#### Work required:
Each line below must be set down exactly; omit any image you find.

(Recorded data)

__________

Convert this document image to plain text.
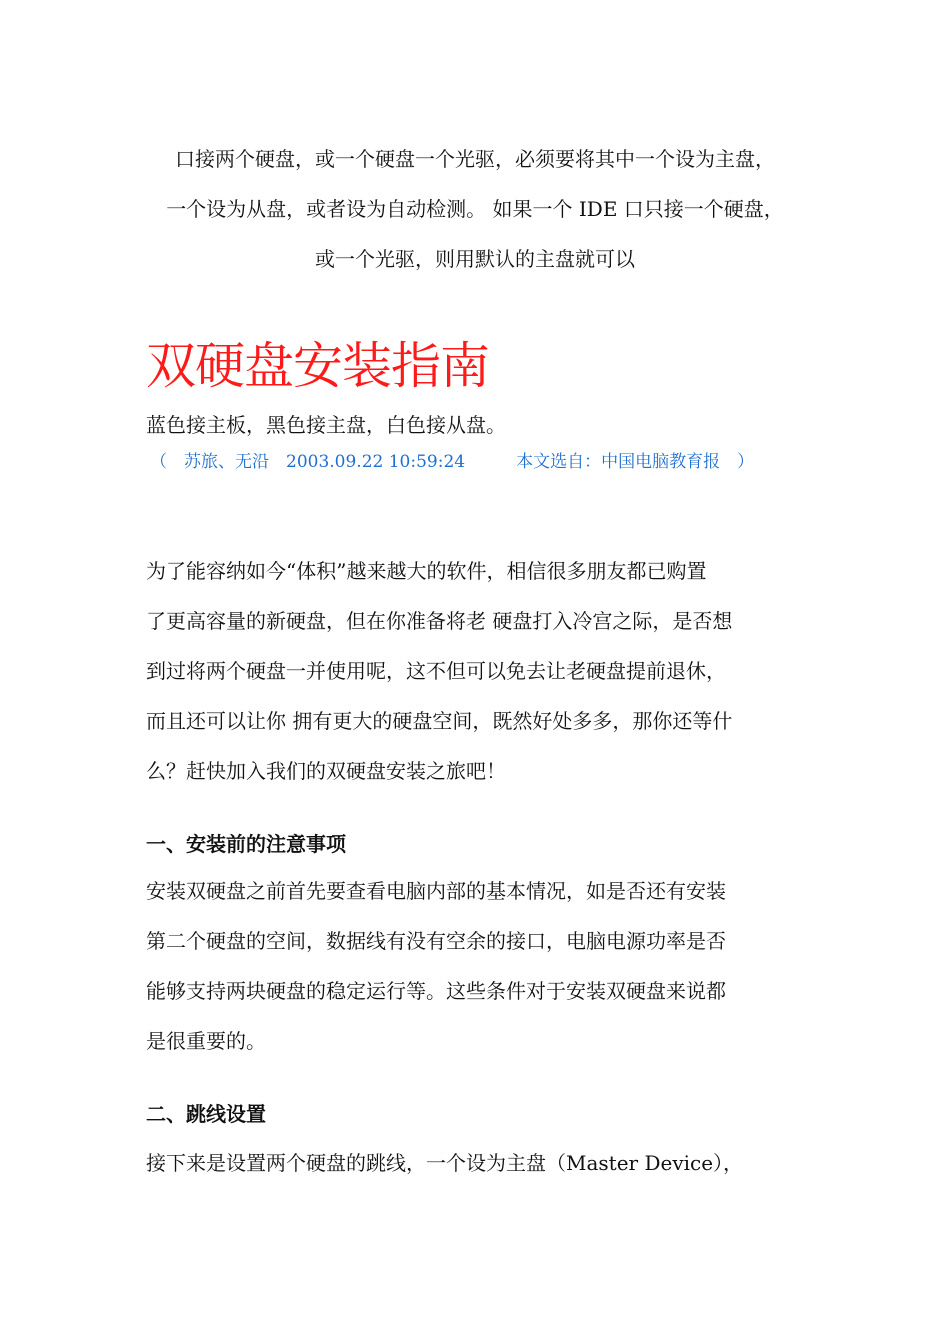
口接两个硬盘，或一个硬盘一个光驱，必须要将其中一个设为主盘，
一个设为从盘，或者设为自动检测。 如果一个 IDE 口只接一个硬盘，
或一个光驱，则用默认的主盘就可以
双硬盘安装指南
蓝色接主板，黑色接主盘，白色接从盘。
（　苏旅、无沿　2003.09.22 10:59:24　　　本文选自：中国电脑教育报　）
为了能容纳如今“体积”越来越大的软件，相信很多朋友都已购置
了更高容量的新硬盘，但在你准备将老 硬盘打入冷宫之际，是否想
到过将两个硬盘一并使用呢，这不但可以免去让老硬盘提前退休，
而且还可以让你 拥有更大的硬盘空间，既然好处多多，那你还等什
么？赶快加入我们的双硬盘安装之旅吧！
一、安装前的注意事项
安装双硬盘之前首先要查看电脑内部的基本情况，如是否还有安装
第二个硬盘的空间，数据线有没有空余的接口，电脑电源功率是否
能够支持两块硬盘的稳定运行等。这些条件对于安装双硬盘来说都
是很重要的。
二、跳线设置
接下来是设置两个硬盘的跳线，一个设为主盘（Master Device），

__________

#### Exercise output:
Convert this document image to plain text.
口接两个硬盘，或一个硬盘一个光驱，必须要将其中一个设为主盘，
一个设为从盘，或者设为自动检测。 如果一个 IDE 口只接一个硬盘，
或一个光驱，则用默认的主盘就可以
双硬盘安装指南
蓝色接主板，黑色接主盘，白色接从盘。
（　苏旅、无沿　2003.09.22 10:59:24　　　本文选自：中国电脑教育报　）
为了能容纳如今“体积”越来越大的软件，相信很多朋友都已购置
了更高容量的新硬盘，但在你准备将老 硬盘打入冷宫之际，是否想
到过将两个硬盘一并使用呢，这不但可以免去让老硬盘提前退休，
而且还可以让你 拥有更大的硬盘空间，既然好处多多，那你还等什
么？赶快加入我们的双硬盘安装之旅吧！
一、安装前的注意事项
安装双硬盘之前首先要查看电脑内部的基本情况，如是否还有安装
第二个硬盘的空间，数据线有没有空余的接口，电脑电源功率是否
能够支持两块硬盘的稳定运行等。这些条件对于安装双硬盘来说都
是很重要的。
二、跳线设置
接下来是设置两个硬盘的跳线，一个设为主盘（Master Device），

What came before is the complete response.